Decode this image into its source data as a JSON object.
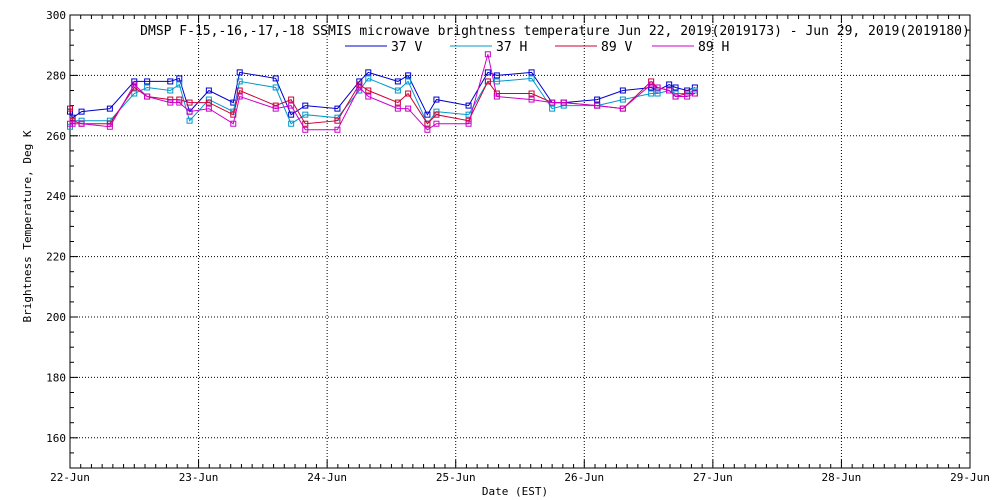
{
  "chart_data": {
    "type": "line",
    "title": "DMSP F-15,-16,-17,-18 SSMIS microwave brightness temperature Jun 22, 2019(2019173) - Jun 29, 2019(2019180)",
    "xlabel": "Date (EST)",
    "ylabel": "Brightness Temperature, Deg K",
    "x_tick_labels": [
      "22-Jun",
      "23-Jun",
      "24-Jun",
      "25-Jun",
      "26-Jun",
      "27-Jun",
      "28-Jun",
      "29-Jun"
    ],
    "y_ticks": [
      160,
      180,
      200,
      220,
      240,
      260,
      280,
      300
    ],
    "xlim": [
      0,
      7
    ],
    "ylim": [
      150,
      300
    ],
    "grid": true,
    "legend_position": "top",
    "x_units": "days since 22-Jun",
    "x": [
      0.0,
      0.02,
      0.09,
      0.31,
      0.5,
      0.6,
      0.78,
      0.85,
      0.93,
      1.08,
      1.27,
      1.32,
      1.6,
      1.72,
      1.83,
      2.08,
      2.25,
      2.32,
      2.55,
      2.63,
      2.78,
      2.85,
      3.1,
      3.25,
      3.32,
      3.59,
      3.75,
      3.84,
      4.1,
      4.3,
      4.52,
      4.57,
      4.66,
      4.71,
      4.8,
      4.86
    ],
    "series": [
      {
        "name": "37 V",
        "color": "#0000cc",
        "values": [
          268,
          266,
          268,
          269,
          278,
          278,
          278,
          279,
          268,
          275,
          271,
          281,
          279,
          267,
          270,
          269,
          278,
          281,
          278,
          280,
          267,
          272,
          270,
          281,
          280,
          281,
          271,
          271,
          272,
          275,
          276,
          275,
          277,
          276,
          275,
          276
        ]
      },
      {
        "name": "37 H",
        "color": "#0099cc",
        "values": [
          263,
          265,
          265,
          265,
          274,
          276,
          275,
          277,
          265,
          272,
          268,
          278,
          276,
          264,
          267,
          266,
          275,
          279,
          275,
          278,
          264,
          268,
          267,
          278,
          278,
          279,
          269,
          270,
          270,
          272,
          274,
          274,
          275,
          274,
          274,
          275
        ]
      },
      {
        "name": "89 V",
        "color": "#cc0033",
        "values": [
          269,
          265,
          264,
          264,
          276,
          273,
          272,
          272,
          271,
          271,
          267,
          275,
          270,
          272,
          264,
          265,
          277,
          275,
          271,
          274,
          264,
          267,
          265,
          278,
          274,
          274,
          271,
          271,
          270,
          269,
          278,
          276,
          275,
          273,
          274,
          274
        ]
      },
      {
        "name": "89 H",
        "color": "#cc00cc",
        "values": [
          264,
          264,
          264,
          263,
          277,
          273,
          271,
          271,
          268,
          269,
          264,
          273,
          269,
          270,
          262,
          262,
          276,
          273,
          269,
          269,
          262,
          264,
          264,
          287,
          273,
          272,
          271,
          271,
          270,
          269,
          277,
          276,
          275,
          273,
          273,
          274
        ]
      }
    ]
  }
}
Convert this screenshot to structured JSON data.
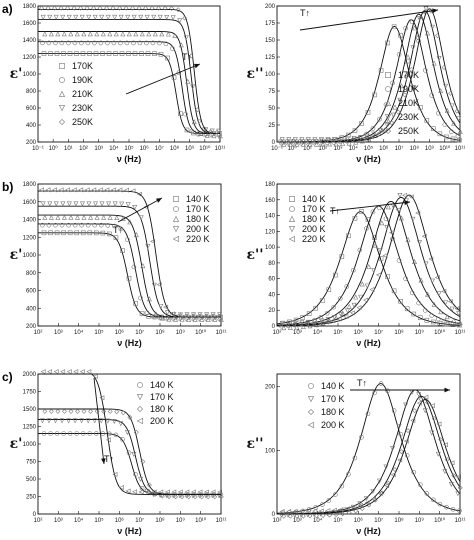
{
  "chart_data": [
    {
      "panel": "a)",
      "type": "scatter",
      "ylabel": "ε'",
      "xlabel": "ν (Hz)",
      "xlog": true,
      "xlim": [
        -1,
        11
      ],
      "ylim": [
        200,
        1800
      ],
      "yticks": [
        200,
        400,
        600,
        800,
        1000,
        1200,
        1400,
        1600,
        1800
      ],
      "arrow_label": "T↑",
      "legend": [
        "170K",
        "190K",
        "210K",
        "230K",
        "250K"
      ],
      "markers": [
        "square",
        "circle",
        "triangle-up",
        "triangle-down",
        "diamond"
      ],
      "series": [
        {
          "name": "170K",
          "eps_s": 1240,
          "eps_inf": 300,
          "log_tau": -8.9
        },
        {
          "name": "190K",
          "eps_s": 1380,
          "eps_inf": 300,
          "log_tau": -9.3
        },
        {
          "name": "210K",
          "eps_s": 1500,
          "eps_inf": 300,
          "log_tau": -9.6
        },
        {
          "name": "230K",
          "eps_s": 1640,
          "eps_inf": 300,
          "log_tau": -9.9
        },
        {
          "name": "250K",
          "eps_s": 1760,
          "eps_inf": 300,
          "log_tau": -10.1
        }
      ]
    },
    {
      "panel": "",
      "type": "scatter",
      "ylabel": "ε''",
      "xlabel": "ν (Hz)",
      "xlog": true,
      "xlim": [
        -1,
        11
      ],
      "ylim": [
        0,
        200
      ],
      "yticks": [
        0,
        25,
        50,
        75,
        100,
        125,
        150,
        175,
        200
      ],
      "arrow_label": "T↑",
      "legend": [
        "170K",
        "190K",
        "210K",
        "230K",
        "250K"
      ],
      "markers": [
        "square",
        "circle",
        "triangle-up",
        "triangle-down",
        "diamond"
      ],
      "series": [
        {
          "name": "170K",
          "peak": 170,
          "log_f_peak": 6.7
        },
        {
          "name": "190K",
          "peak": 180,
          "log_f_peak": 7.8
        },
        {
          "name": "210K",
          "peak": 188,
          "log_f_peak": 8.3
        },
        {
          "name": "230K",
          "peak": 193,
          "log_f_peak": 8.7
        },
        {
          "name": "250K",
          "peak": 196,
          "log_f_peak": 9.0
        }
      ]
    },
    {
      "panel": "b)",
      "type": "scatter",
      "ylabel": "ε'",
      "xlabel": "ν (Hz)",
      "xlog": true,
      "xlim": [
        2,
        11
      ],
      "ylim": [
        200,
        1800
      ],
      "yticks": [
        200,
        400,
        600,
        800,
        1000,
        1200,
        1400,
        1600,
        1800
      ],
      "arrow_label": "T↑",
      "legend": [
        "140 K",
        "170 K",
        "180 K",
        "200 K",
        "220 K"
      ],
      "markers": [
        "square",
        "circle",
        "triangle-up",
        "triangle-down",
        "triangle-left"
      ],
      "series": [
        {
          "name": "140 K",
          "eps_s": 1250,
          "eps_inf": 300,
          "log_tau": -7.2
        },
        {
          "name": "170 K",
          "eps_s": 1350,
          "eps_inf": 300,
          "log_tau": -7.6
        },
        {
          "name": "180 K",
          "eps_s": 1450,
          "eps_inf": 300,
          "log_tau": -7.9
        },
        {
          "name": "200 K",
          "eps_s": 1550,
          "eps_inf": 300,
          "log_tau": -8.3
        },
        {
          "name": "220 K",
          "eps_s": 1720,
          "eps_inf": 300,
          "log_tau": -8.6
        }
      ]
    },
    {
      "panel": "",
      "type": "scatter",
      "ylabel": "ε''",
      "xlabel": "ν (Hz)",
      "xlog": true,
      "xlim": [
        2,
        11
      ],
      "ylim": [
        0,
        180
      ],
      "yticks": [
        0,
        20,
        40,
        60,
        80,
        100,
        120,
        140,
        160,
        180
      ],
      "arrow_label": "T↑",
      "legend": [
        "140 K",
        "170 K",
        "180 K",
        "200 K",
        "220 K"
      ],
      "markers": [
        "square",
        "circle",
        "triangle-up",
        "triangle-down",
        "triangle-left"
      ],
      "series": [
        {
          "name": "140 K",
          "peak": 145,
          "log_f_peak": 6.1
        },
        {
          "name": "170 K",
          "peak": 152,
          "log_f_peak": 7.0
        },
        {
          "name": "180 K",
          "peak": 158,
          "log_f_peak": 7.6
        },
        {
          "name": "200 K",
          "peak": 163,
          "log_f_peak": 8.1
        },
        {
          "name": "220 K",
          "peak": 166,
          "log_f_peak": 8.5
        }
      ]
    },
    {
      "panel": "c)",
      "type": "scatter",
      "ylabel": "ε'",
      "xlabel": "ν (Hz)",
      "xlog": true,
      "xlim": [
        2,
        11
      ],
      "ylim": [
        0,
        2000
      ],
      "yticks": [
        0,
        250,
        500,
        750,
        1000,
        1250,
        1500,
        1750,
        2000
      ],
      "arrow_label": "T↑",
      "legend": [
        "140 K",
        "170 K",
        "180 K",
        "200 K"
      ],
      "markers": [
        "circle",
        "triangle-down",
        "diamond",
        "triangle-left"
      ],
      "series": [
        {
          "name": "140 K",
          "eps_s": 1150,
          "eps_inf": 280,
          "log_tau": -7.4
        },
        {
          "name": "170 K",
          "eps_s": 1350,
          "eps_inf": 280,
          "log_tau": -7.6
        },
        {
          "name": "180 K",
          "eps_s": 1500,
          "eps_inf": 280,
          "log_tau": -7.8
        },
        {
          "name": "200 K",
          "eps_s": 2050,
          "eps_inf": 280,
          "log_tau": -6.2
        }
      ]
    },
    {
      "panel": "",
      "type": "scatter",
      "ylabel": "ε''",
      "xlabel": "ν (Hz)",
      "xlog": true,
      "xlim": [
        2,
        11
      ],
      "ylim": [
        0,
        220
      ],
      "yticks": [
        0,
        100,
        200
      ],
      "arrow_label": "T↑",
      "legend": [
        "140 K",
        "170 K",
        "180 K",
        "200 K"
      ],
      "markers": [
        "circle",
        "triangle-down",
        "diamond",
        "triangle-left"
      ],
      "series": [
        {
          "name": "140 K",
          "peak": 205,
          "log_f_peak": 7.1
        },
        {
          "name": "170 K",
          "peak": 195,
          "log_f_peak": 8.8
        },
        {
          "name": "180 K",
          "peak": 185,
          "log_f_peak": 9.1
        },
        {
          "name": "200 K",
          "peak": 180,
          "log_f_peak": 9.3
        }
      ]
    }
  ]
}
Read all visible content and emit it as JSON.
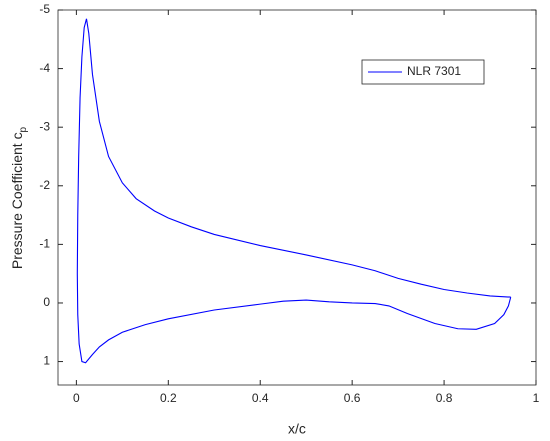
{
  "chart_data": {
    "type": "line",
    "xlabel": "x/c",
    "ylabel": "Pressure Coefficient c",
    "ylabel_subscript": "p",
    "x": [
      0.945,
      0.94,
      0.93,
      0.91,
      0.87,
      0.83,
      0.78,
      0.72,
      0.68,
      0.65,
      0.6,
      0.55,
      0.5,
      0.45,
      0.4,
      0.3,
      0.2,
      0.15,
      0.1,
      0.07,
      0.05,
      0.035,
      0.02,
      0.012,
      0.006,
      0.003,
      0.002,
      0.003,
      0.005,
      0.008,
      0.012,
      0.017,
      0.022,
      0.027,
      0.035,
      0.05,
      0.07,
      0.1,
      0.13,
      0.17,
      0.2,
      0.25,
      0.3,
      0.4,
      0.5,
      0.6,
      0.65,
      0.7,
      0.75,
      0.8,
      0.85,
      0.9,
      0.945
    ],
    "series": [
      {
        "name": "NLR 7301",
        "color": "#0000ff",
        "values": [
          -0.1,
          0.05,
          0.2,
          0.35,
          0.45,
          0.44,
          0.35,
          0.18,
          0.05,
          0.01,
          0.0,
          -0.02,
          -0.05,
          -0.03,
          0.02,
          0.12,
          0.27,
          0.37,
          0.5,
          0.63,
          0.75,
          0.88,
          1.02,
          1.0,
          0.7,
          0.2,
          -0.5,
          -1.5,
          -2.5,
          -3.5,
          -4.2,
          -4.7,
          -4.85,
          -4.6,
          -3.9,
          -3.1,
          -2.5,
          -2.05,
          -1.78,
          -1.57,
          -1.45,
          -1.3,
          -1.17,
          -0.98,
          -0.82,
          -0.65,
          -0.55,
          -0.42,
          -0.32,
          -0.23,
          -0.17,
          -0.12,
          -0.1
        ]
      }
    ],
    "xlim": [
      -0.04,
      1
    ],
    "xticks": [
      0,
      0.2,
      0.4,
      0.6,
      0.8,
      1
    ],
    "ylim": [
      -5,
      1.4
    ],
    "yticks": [
      -5,
      -4,
      -3,
      -2,
      -1,
      0,
      1
    ],
    "y_reversed": true,
    "legend": "upper right"
  }
}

# EXERCISE AIM:
Copy, without the pictures, exactly the lines from the line with "Read all visible content and emit it as JSON." through the end of the material above, both ends included.

# RESPONSE:
Read all visible content and emit it as JSON.
{
  "chart_data": {
    "type": "line",
    "xlabel": "x/c",
    "ylabel": "Pressure Coefficient c",
    "ylabel_subscript": "p",
    "x": [
      0.945,
      0.94,
      0.93,
      0.91,
      0.87,
      0.83,
      0.78,
      0.72,
      0.68,
      0.65,
      0.6,
      0.55,
      0.5,
      0.45,
      0.4,
      0.3,
      0.2,
      0.15,
      0.1,
      0.07,
      0.05,
      0.035,
      0.02,
      0.012,
      0.006,
      0.003,
      0.002,
      0.003,
      0.005,
      0.008,
      0.012,
      0.017,
      0.022,
      0.027,
      0.035,
      0.05,
      0.07,
      0.1,
      0.13,
      0.17,
      0.2,
      0.25,
      0.3,
      0.4,
      0.5,
      0.6,
      0.65,
      0.7,
      0.75,
      0.8,
      0.85,
      0.9,
      0.945
    ],
    "series": [
      {
        "name": "NLR 7301",
        "color": "#0000ff",
        "values": [
          -0.1,
          0.05,
          0.2,
          0.35,
          0.45,
          0.44,
          0.35,
          0.18,
          0.05,
          0.01,
          0.0,
          -0.02,
          -0.05,
          -0.03,
          0.02,
          0.12,
          0.27,
          0.37,
          0.5,
          0.63,
          0.75,
          0.88,
          1.02,
          1.0,
          0.7,
          0.2,
          -0.5,
          -1.5,
          -2.5,
          -3.5,
          -4.2,
          -4.7,
          -4.85,
          -4.6,
          -3.9,
          -3.1,
          -2.5,
          -2.05,
          -1.78,
          -1.57,
          -1.45,
          -1.3,
          -1.17,
          -0.98,
          -0.82,
          -0.65,
          -0.55,
          -0.42,
          -0.32,
          -0.23,
          -0.17,
          -0.12,
          -0.1
        ]
      }
    ],
    "xlim": [
      -0.04,
      1
    ],
    "xticks": [
      0,
      0.2,
      0.4,
      0.6,
      0.8,
      1
    ],
    "ylim": [
      -5,
      1.4
    ],
    "yticks": [
      -5,
      -4,
      -3,
      -2,
      -1,
      0,
      1
    ],
    "y_reversed": true,
    "legend": "upper right"
  }
}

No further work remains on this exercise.